#### [Your instructions]
Your task is to return the span of lines beginning at the one with "Convert this chart to structured JSON data." and ending at the last line of the data, exactly as it stands.

#### [Items]
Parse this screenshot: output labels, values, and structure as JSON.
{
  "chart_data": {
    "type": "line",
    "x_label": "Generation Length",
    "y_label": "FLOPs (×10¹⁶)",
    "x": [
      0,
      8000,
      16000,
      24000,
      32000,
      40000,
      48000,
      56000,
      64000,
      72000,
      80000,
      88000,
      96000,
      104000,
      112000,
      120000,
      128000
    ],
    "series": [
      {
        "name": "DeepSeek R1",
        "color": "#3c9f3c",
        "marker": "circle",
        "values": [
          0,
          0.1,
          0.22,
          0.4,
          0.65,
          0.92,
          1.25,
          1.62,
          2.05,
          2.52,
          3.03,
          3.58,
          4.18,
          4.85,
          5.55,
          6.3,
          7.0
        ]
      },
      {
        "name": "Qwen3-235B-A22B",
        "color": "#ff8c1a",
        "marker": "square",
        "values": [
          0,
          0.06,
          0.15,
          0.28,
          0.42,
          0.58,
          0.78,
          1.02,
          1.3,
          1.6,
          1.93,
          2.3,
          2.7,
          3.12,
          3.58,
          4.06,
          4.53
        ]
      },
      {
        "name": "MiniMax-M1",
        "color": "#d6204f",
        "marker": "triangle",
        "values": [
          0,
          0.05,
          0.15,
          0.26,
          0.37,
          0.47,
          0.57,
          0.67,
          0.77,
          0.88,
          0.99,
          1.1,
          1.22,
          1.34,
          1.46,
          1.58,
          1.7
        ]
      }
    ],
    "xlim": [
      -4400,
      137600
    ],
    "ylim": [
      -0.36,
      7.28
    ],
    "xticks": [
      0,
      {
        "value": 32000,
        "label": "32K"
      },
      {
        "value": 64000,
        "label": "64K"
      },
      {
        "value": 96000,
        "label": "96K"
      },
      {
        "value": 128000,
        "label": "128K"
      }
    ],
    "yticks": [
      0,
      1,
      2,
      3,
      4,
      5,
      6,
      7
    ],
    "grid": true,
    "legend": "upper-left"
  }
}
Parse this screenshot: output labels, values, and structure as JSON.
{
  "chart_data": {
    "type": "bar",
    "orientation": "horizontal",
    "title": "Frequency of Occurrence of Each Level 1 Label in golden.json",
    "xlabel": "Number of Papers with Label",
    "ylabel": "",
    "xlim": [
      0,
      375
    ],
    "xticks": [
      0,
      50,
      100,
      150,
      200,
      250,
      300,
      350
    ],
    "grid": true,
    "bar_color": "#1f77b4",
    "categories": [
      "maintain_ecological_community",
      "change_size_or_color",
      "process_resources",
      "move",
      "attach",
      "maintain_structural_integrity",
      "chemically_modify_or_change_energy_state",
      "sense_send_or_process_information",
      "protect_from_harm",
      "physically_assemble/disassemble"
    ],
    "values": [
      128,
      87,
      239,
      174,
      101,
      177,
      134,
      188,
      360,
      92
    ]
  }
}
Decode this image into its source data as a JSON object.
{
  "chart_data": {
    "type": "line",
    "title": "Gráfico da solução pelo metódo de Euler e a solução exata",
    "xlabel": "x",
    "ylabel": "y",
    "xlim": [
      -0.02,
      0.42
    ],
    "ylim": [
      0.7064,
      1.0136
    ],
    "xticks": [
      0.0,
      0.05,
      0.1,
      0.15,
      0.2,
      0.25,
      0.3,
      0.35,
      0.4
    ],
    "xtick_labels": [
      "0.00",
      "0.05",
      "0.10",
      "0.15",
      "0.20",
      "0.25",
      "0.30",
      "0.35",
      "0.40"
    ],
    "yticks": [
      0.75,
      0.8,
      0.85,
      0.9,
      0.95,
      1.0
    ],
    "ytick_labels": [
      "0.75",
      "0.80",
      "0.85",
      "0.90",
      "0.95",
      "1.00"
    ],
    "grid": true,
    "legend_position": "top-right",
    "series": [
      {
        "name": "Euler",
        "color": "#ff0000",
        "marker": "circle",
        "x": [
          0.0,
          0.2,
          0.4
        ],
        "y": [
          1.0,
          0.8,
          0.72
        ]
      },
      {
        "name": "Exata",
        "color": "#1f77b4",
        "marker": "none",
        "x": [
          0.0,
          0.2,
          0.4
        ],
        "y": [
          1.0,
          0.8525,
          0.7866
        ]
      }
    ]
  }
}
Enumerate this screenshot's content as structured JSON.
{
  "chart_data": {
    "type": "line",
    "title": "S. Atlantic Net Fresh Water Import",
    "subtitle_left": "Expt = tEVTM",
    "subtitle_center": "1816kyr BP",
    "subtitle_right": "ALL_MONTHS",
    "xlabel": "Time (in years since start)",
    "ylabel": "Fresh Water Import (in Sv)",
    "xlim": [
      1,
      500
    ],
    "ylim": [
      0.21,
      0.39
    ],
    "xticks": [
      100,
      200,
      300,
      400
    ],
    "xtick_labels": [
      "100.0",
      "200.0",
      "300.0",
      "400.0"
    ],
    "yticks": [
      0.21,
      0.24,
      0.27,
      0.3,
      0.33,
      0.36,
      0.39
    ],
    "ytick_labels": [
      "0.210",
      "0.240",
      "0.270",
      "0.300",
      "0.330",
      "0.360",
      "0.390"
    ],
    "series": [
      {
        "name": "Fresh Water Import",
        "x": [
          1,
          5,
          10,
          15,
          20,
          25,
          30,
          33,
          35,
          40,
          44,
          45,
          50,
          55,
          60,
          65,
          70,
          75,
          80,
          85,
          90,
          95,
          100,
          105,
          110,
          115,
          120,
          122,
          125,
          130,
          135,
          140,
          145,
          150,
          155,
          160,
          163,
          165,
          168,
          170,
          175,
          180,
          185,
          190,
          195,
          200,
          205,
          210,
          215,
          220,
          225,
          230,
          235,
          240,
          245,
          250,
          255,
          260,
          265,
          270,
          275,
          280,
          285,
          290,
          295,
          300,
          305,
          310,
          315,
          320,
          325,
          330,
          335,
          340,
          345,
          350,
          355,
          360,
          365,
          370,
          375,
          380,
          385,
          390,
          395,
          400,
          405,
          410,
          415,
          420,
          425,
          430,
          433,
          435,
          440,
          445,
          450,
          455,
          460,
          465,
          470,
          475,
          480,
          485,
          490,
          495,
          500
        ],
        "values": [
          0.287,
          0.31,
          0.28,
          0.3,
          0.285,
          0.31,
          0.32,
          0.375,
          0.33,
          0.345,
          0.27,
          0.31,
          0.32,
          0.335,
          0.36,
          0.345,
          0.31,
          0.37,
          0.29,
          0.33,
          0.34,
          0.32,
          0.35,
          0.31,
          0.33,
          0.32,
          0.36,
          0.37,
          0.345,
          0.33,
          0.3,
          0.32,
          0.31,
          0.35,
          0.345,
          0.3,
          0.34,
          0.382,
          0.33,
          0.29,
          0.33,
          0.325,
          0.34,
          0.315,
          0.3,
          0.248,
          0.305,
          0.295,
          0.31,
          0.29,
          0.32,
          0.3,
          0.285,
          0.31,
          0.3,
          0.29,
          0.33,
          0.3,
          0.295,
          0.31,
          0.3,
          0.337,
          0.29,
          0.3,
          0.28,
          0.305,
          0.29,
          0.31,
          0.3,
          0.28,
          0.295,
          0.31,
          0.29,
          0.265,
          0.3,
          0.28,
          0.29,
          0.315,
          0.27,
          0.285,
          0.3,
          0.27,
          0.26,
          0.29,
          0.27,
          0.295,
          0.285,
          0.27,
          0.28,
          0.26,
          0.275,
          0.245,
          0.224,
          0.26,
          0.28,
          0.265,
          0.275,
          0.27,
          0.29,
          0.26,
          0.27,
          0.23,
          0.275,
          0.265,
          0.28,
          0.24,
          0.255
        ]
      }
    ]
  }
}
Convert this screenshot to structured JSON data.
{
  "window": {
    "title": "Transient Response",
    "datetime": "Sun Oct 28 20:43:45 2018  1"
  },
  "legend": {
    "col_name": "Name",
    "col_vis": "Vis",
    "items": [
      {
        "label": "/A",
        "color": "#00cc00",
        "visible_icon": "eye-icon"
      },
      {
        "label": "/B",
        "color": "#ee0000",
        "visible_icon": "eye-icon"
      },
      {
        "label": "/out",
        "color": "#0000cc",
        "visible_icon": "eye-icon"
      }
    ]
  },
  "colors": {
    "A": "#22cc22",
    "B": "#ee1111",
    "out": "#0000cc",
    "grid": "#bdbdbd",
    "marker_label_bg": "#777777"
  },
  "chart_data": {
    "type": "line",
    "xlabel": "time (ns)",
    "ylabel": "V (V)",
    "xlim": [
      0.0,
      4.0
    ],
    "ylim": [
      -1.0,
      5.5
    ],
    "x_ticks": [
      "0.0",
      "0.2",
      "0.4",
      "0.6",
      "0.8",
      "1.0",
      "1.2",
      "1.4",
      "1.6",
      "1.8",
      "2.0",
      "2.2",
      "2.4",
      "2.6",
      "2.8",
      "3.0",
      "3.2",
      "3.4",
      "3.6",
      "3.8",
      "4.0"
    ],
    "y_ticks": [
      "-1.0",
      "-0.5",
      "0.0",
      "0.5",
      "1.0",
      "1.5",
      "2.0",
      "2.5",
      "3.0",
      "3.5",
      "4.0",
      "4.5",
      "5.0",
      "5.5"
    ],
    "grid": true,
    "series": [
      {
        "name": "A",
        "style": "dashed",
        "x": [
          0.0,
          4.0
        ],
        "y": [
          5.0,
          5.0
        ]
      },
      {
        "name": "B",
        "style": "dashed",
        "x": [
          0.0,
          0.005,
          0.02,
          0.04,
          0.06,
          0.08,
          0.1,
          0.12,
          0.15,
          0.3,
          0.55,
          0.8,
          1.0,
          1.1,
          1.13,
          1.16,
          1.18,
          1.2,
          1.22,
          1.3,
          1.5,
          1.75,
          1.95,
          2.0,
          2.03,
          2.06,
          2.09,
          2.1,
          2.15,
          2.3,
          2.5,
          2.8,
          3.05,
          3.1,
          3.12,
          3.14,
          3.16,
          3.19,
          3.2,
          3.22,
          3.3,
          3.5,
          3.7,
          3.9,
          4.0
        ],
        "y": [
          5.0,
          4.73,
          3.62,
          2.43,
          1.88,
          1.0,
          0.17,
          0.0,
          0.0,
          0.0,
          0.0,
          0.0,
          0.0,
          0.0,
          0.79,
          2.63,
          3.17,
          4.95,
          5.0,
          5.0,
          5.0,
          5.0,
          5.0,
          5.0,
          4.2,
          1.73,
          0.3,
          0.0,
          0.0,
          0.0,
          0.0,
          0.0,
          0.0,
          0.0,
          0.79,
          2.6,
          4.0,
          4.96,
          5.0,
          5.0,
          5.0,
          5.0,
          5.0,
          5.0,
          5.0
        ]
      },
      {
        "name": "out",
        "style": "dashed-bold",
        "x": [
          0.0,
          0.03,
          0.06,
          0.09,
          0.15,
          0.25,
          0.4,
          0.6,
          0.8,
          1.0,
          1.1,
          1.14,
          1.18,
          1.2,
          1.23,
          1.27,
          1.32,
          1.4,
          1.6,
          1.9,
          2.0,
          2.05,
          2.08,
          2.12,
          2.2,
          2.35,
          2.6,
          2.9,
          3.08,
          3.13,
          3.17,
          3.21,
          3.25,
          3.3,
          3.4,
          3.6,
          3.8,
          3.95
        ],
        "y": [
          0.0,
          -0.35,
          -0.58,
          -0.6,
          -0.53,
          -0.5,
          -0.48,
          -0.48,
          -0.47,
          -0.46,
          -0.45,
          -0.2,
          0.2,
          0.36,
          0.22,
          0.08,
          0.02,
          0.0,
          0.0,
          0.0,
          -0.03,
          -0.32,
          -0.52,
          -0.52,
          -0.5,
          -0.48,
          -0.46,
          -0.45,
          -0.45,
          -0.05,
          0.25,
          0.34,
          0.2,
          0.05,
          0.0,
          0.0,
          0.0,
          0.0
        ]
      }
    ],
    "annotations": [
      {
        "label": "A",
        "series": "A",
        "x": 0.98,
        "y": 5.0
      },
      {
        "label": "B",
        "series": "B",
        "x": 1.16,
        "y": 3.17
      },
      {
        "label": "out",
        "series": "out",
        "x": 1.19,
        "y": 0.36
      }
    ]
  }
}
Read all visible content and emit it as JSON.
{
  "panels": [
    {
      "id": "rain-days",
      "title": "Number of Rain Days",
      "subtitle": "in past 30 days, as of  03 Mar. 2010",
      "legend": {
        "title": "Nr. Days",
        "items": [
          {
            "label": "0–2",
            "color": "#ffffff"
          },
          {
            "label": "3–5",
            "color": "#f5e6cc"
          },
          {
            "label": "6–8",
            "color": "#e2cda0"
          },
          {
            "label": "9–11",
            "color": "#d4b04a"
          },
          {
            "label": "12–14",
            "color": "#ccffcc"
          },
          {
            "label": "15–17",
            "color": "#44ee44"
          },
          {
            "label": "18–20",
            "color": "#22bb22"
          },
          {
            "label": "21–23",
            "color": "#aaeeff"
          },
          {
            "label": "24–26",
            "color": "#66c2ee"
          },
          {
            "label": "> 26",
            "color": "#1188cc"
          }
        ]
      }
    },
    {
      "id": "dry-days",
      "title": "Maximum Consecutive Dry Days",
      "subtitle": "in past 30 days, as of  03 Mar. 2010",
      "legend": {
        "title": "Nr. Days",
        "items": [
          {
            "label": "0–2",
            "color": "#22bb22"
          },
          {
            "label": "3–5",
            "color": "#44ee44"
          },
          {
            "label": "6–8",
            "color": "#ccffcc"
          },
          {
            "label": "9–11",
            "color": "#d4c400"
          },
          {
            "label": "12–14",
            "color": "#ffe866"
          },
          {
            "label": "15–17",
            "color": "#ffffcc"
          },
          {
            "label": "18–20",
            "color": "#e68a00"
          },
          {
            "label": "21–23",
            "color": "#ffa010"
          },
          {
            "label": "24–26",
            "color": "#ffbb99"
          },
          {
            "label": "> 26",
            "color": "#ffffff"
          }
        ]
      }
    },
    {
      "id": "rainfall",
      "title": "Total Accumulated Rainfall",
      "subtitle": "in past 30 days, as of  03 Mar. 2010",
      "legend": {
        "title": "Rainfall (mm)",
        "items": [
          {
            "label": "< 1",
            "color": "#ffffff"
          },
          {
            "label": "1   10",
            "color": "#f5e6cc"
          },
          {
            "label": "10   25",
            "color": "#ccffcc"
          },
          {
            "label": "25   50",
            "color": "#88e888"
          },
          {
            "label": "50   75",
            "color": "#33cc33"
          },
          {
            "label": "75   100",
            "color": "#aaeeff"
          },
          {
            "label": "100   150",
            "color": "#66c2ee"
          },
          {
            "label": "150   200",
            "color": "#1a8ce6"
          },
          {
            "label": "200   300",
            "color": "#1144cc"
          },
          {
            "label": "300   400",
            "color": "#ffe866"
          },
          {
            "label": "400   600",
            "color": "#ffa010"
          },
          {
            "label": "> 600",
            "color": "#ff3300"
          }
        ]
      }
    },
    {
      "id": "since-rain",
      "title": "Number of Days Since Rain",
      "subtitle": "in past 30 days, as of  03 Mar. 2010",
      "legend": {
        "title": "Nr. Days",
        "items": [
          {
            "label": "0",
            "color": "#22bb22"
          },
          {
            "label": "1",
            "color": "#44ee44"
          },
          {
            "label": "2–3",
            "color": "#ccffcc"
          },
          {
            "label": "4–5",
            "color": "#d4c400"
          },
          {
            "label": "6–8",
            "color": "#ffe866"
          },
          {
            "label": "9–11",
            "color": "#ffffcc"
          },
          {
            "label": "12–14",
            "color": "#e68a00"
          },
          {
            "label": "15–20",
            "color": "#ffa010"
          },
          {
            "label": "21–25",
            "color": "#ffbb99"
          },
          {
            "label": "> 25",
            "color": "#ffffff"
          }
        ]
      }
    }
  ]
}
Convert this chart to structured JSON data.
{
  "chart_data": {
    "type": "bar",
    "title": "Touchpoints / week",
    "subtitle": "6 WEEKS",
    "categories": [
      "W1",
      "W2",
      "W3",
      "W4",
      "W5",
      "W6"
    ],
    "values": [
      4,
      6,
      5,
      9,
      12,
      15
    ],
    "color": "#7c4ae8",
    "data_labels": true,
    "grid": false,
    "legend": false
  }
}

#### [Task result]
Convert this chart to structured JSON data.
{
  "chart_data": {
    "type": "bar",
    "title": "Touchpoints / week",
    "subtitle": "6 WEEKS",
    "categories": [
      "W1",
      "W2",
      "W3",
      "W4",
      "W5",
      "W6"
    ],
    "values": [
      4,
      6,
      5,
      9,
      12,
      15
    ],
    "color": "#7c4ae8",
    "data_labels": true,
    "grid": false,
    "legend": false
  }
}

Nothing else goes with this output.